▸ **SUPPLIED MATERIAL**
========================================

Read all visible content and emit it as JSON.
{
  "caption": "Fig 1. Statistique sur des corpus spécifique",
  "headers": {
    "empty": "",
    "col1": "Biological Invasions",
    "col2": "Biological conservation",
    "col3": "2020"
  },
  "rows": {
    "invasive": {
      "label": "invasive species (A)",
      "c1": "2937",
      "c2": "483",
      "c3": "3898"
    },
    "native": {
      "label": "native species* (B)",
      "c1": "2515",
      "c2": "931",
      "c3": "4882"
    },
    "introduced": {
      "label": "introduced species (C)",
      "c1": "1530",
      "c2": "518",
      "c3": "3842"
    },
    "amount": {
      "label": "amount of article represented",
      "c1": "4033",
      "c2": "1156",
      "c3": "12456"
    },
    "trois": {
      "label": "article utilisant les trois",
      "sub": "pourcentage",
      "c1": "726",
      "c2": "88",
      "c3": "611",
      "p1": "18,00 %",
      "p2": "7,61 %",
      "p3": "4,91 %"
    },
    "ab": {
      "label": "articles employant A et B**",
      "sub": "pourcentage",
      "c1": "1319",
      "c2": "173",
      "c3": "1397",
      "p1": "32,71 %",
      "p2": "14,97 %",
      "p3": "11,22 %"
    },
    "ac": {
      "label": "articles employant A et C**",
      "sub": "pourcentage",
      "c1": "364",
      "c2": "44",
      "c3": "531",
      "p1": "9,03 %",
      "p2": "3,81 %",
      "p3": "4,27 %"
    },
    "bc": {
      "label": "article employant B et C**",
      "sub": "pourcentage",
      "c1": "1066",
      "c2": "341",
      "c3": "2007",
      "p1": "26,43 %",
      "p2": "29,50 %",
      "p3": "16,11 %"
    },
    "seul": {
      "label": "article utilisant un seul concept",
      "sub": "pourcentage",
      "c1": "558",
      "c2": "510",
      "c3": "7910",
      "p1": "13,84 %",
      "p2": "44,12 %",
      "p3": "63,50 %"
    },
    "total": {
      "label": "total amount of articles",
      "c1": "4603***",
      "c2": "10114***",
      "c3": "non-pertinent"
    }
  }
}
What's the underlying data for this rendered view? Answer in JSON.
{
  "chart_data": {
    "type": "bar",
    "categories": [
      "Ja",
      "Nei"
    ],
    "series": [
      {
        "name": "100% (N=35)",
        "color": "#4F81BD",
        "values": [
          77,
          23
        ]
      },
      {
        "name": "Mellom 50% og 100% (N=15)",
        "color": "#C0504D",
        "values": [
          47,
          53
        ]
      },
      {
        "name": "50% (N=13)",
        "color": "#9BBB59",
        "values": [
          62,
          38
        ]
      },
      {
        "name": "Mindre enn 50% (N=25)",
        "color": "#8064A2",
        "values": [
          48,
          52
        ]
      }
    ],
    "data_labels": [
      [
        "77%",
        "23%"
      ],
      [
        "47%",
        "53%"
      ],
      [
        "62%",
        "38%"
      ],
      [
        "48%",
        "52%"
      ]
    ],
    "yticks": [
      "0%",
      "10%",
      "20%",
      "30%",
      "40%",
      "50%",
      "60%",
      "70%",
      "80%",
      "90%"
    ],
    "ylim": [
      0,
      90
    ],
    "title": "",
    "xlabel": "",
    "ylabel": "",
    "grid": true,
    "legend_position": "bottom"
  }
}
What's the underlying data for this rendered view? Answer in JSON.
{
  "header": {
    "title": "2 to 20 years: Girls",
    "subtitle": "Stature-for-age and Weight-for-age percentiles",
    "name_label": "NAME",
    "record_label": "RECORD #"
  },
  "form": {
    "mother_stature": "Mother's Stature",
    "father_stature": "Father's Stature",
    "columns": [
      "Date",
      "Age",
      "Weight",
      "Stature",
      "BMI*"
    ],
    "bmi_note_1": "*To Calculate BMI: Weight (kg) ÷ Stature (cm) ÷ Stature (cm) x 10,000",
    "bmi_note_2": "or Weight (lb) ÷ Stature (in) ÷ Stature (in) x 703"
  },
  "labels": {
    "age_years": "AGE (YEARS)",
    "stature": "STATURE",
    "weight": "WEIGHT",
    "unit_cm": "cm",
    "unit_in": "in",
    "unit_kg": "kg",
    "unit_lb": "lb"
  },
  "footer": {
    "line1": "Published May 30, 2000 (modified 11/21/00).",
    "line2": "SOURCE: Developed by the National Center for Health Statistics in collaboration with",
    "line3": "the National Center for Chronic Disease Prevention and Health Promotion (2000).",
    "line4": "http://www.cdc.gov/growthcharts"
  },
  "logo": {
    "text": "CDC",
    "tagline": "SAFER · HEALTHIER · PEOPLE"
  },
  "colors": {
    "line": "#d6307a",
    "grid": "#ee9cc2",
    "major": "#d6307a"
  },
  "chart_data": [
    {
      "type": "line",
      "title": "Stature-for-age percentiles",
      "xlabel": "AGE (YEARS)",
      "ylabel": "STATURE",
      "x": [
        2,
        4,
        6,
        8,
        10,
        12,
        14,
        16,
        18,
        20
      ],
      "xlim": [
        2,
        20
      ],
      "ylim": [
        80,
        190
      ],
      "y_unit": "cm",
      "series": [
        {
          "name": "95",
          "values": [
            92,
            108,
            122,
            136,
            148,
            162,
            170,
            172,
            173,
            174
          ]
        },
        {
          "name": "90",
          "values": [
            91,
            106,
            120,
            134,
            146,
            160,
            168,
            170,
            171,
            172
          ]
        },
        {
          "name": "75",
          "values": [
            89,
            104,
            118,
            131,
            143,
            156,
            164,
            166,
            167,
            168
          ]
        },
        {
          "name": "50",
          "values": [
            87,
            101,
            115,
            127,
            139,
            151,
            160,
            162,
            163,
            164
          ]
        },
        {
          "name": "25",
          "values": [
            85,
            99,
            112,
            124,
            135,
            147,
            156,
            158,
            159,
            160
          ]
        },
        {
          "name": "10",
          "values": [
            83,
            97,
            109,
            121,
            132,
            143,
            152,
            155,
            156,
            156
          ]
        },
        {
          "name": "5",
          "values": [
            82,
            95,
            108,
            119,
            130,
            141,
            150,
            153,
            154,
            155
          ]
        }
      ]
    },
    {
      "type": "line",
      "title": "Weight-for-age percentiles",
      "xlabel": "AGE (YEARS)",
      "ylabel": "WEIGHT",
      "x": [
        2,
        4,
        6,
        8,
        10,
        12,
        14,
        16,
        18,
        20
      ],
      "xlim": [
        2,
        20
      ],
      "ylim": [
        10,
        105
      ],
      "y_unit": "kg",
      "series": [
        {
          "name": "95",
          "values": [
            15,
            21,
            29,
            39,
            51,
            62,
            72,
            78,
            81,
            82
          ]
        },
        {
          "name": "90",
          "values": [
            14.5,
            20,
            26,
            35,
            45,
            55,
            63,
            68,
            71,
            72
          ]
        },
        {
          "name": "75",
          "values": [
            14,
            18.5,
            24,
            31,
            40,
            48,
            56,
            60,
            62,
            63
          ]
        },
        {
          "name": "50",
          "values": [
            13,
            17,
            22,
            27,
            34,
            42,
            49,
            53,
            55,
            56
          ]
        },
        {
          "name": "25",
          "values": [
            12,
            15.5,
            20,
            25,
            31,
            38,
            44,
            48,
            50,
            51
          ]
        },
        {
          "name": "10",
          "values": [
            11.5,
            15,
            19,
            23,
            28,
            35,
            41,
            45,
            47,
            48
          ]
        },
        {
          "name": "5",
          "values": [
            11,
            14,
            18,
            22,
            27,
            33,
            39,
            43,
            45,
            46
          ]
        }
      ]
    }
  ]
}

========================================

▸ **STATED GOAL**
Each line of the material should be duplicated exactly, please.

▸ **ANSWER TO THE TASK**
Read all visible content and emit it as JSON.
{
  "caption": "Fig 1. Statistique sur des corpus spécifique",
  "headers": {
    "empty": "",
    "col1": "Biological Invasions",
    "col2": "Biological conservation",
    "col3": "2020"
  },
  "rows": {
    "invasive": {
      "label": "invasive species (A)",
      "c1": "2937",
      "c2": "483",
      "c3": "3898"
    },
    "native": {
      "label": "native species* (B)",
      "c1": "2515",
      "c2": "931",
      "c3": "4882"
    },
    "introduced": {
      "label": "introduced species (C)",
      "c1": "1530",
      "c2": "518",
      "c3": "3842"
    },
    "amount": {
      "label": "amount of article represented",
      "c1": "4033",
      "c2": "1156",
      "c3": "12456"
    },
    "trois": {
      "label": "article utilisant les trois",
      "sub": "pourcentage",
      "c1": "726",
      "c2": "88",
      "c3": "611",
      "p1": "18,00 %",
      "p2": "7,61 %",
      "p3": "4,91 %"
    },
    "ab": {
      "label": "articles employant A et B**",
      "sub": "pourcentage",
      "c1": "1319",
      "c2": "173",
      "c3": "1397",
      "p1": "32,71 %",
      "p2": "14,97 %",
      "p3": "11,22 %"
    },
    "ac": {
      "label": "articles employant A et C**",
      "sub": "pourcentage",
      "c1": "364",
      "c2": "44",
      "c3": "531",
      "p1": "9,03 %",
      "p2": "3,81 %",
      "p3": "4,27 %"
    },
    "bc": {
      "label": "article employant B et C**",
      "sub": "pourcentage",
      "c1": "1066",
      "c2": "341",
      "c3": "2007",
      "p1": "26,43 %",
      "p2": "29,50 %",
      "p3": "16,11 %"
    },
    "seul": {
      "label": "article utilisant un seul concept",
      "sub": "pourcentage",
      "c1": "558",
      "c2": "510",
      "c3": "7910",
      "p1": "13,84 %",
      "p2": "44,12 %",
      "p3": "63,50 %"
    },
    "total": {
      "label": "total amount of articles",
      "c1": "4603***",
      "c2": "10114***",
      "c3": "non-pertinent"
    }
  }
}
What's the underlying data for this rendered view? Answer in JSON.
{
  "chart_data": {
    "type": "bar",
    "categories": [
      "Ja",
      "Nei"
    ],
    "series": [
      {
        "name": "100% (N=35)",
        "color": "#4F81BD",
        "values": [
          77,
          23
        ]
      },
      {
        "name": "Mellom 50% og 100% (N=15)",
        "color": "#C0504D",
        "values": [
          47,
          53
        ]
      },
      {
        "name": "50% (N=13)",
        "color": "#9BBB59",
        "values": [
          62,
          38
        ]
      },
      {
        "name": "Mindre enn 50% (N=25)",
        "color": "#8064A2",
        "values": [
          48,
          52
        ]
      }
    ],
    "data_labels": [
      [
        "77%",
        "23%"
      ],
      [
        "47%",
        "53%"
      ],
      [
        "62%",
        "38%"
      ],
      [
        "48%",
        "52%"
      ]
    ],
    "yticks": [
      "0%",
      "10%",
      "20%",
      "30%",
      "40%",
      "50%",
      "60%",
      "70%",
      "80%",
      "90%"
    ],
    "ylim": [
      0,
      90
    ],
    "title": "",
    "xlabel": "",
    "ylabel": "",
    "grid": true,
    "legend_position": "bottom"
  }
}
What's the underlying data for this rendered view? Answer in JSON.
{
  "header": {
    "title": "2 to 20 years: Girls",
    "subtitle": "Stature-for-age and Weight-for-age percentiles",
    "name_label": "NAME",
    "record_label": "RECORD #"
  },
  "form": {
    "mother_stature": "Mother's Stature",
    "father_stature": "Father's Stature",
    "columns": [
      "Date",
      "Age",
      "Weight",
      "Stature",
      "BMI*"
    ],
    "bmi_note_1": "*To Calculate BMI: Weight (kg) ÷ Stature (cm) ÷ Stature (cm) x 10,000",
    "bmi_note_2": "or Weight (lb) ÷ Stature (in) ÷ Stature (in) x 703"
  },
  "labels": {
    "age_years": "AGE (YEARS)",
    "stature": "STATURE",
    "weight": "WEIGHT",
    "unit_cm": "cm",
    "unit_in": "in",
    "unit_kg": "kg",
    "unit_lb": "lb"
  },
  "footer": {
    "line1": "Published May 30, 2000 (modified 11/21/00).",
    "line2": "SOURCE: Developed by the National Center for Health Statistics in collaboration with",
    "line3": "the National Center for Chronic Disease Prevention and Health Promotion (2000).",
    "line4": "http://www.cdc.gov/growthcharts"
  },
  "logo": {
    "text": "CDC",
    "tagline": "SAFER · HEALTHIER · PEOPLE"
  },
  "colors": {
    "line": "#d6307a",
    "grid": "#ee9cc2",
    "major": "#d6307a"
  },
  "chart_data": [
    {
      "type": "line",
      "title": "Stature-for-age percentiles",
      "xlabel": "AGE (YEARS)",
      "ylabel": "STATURE",
      "x": [
        2,
        4,
        6,
        8,
        10,
        12,
        14,
        16,
        18,
        20
      ],
      "xlim": [
        2,
        20
      ],
      "ylim": [
        80,
        190
      ],
      "y_unit": "cm",
      "series": [
        {
          "name": "95",
          "values": [
            92,
            108,
            122,
            136,
            148,
            162,
            170,
            172,
            173,
            174
          ]
        },
        {
          "name": "90",
          "values": [
            91,
            106,
            120,
            134,
            146,
            160,
            168,
            170,
            171,
            172
          ]
        },
        {
          "name": "75",
          "values": [
            89,
            104,
            118,
            131,
            143,
            156,
            164,
            166,
            167,
            168
          ]
        },
        {
          "name": "50",
          "values": [
            87,
            101,
            115,
            127,
            139,
            151,
            160,
            162,
            163,
            164
          ]
        },
        {
          "name": "25",
          "values": [
            85,
            99,
            112,
            124,
            135,
            147,
            156,
            158,
            159,
            160
          ]
        },
        {
          "name": "10",
          "values": [
            83,
            97,
            109,
            121,
            132,
            143,
            152,
            155,
            156,
            156
          ]
        },
        {
          "name": "5",
          "values": [
            82,
            95,
            108,
            119,
            130,
            141,
            150,
            153,
            154,
            155
          ]
        }
      ]
    },
    {
      "type": "line",
      "title": "Weight-for-age percentiles",
      "xlabel": "AGE (YEARS)",
      "ylabel": "WEIGHT",
      "x": [
        2,
        4,
        6,
        8,
        10,
        12,
        14,
        16,
        18,
        20
      ],
      "xlim": [
        2,
        20
      ],
      "ylim": [
        10,
        105
      ],
      "y_unit": "kg",
      "series": [
        {
          "name": "95",
          "values": [
            15,
            21,
            29,
            39,
            51,
            62,
            72,
            78,
            81,
            82
          ]
        },
        {
          "name": "90",
          "values": [
            14.5,
            20,
            26,
            35,
            45,
            55,
            63,
            68,
            71,
            72
          ]
        },
        {
          "name": "75",
          "values": [
            14,
            18.5,
            24,
            31,
            40,
            48,
            56,
            60,
            62,
            63
          ]
        },
        {
          "name": "50",
          "values": [
            13,
            17,
            22,
            27,
            34,
            42,
            49,
            53,
            55,
            56
          ]
        },
        {
          "name": "25",
          "values": [
            12,
            15.5,
            20,
            25,
            31,
            38,
            44,
            48,
            50,
            51
          ]
        },
        {
          "name": "10",
          "values": [
            11.5,
            15,
            19,
            23,
            28,
            35,
            41,
            45,
            47,
            48
          ]
        },
        {
          "name": "5",
          "values": [
            11,
            14,
            18,
            22,
            27,
            33,
            39,
            43,
            45,
            46
          ]
        }
      ]
    }
  ]
}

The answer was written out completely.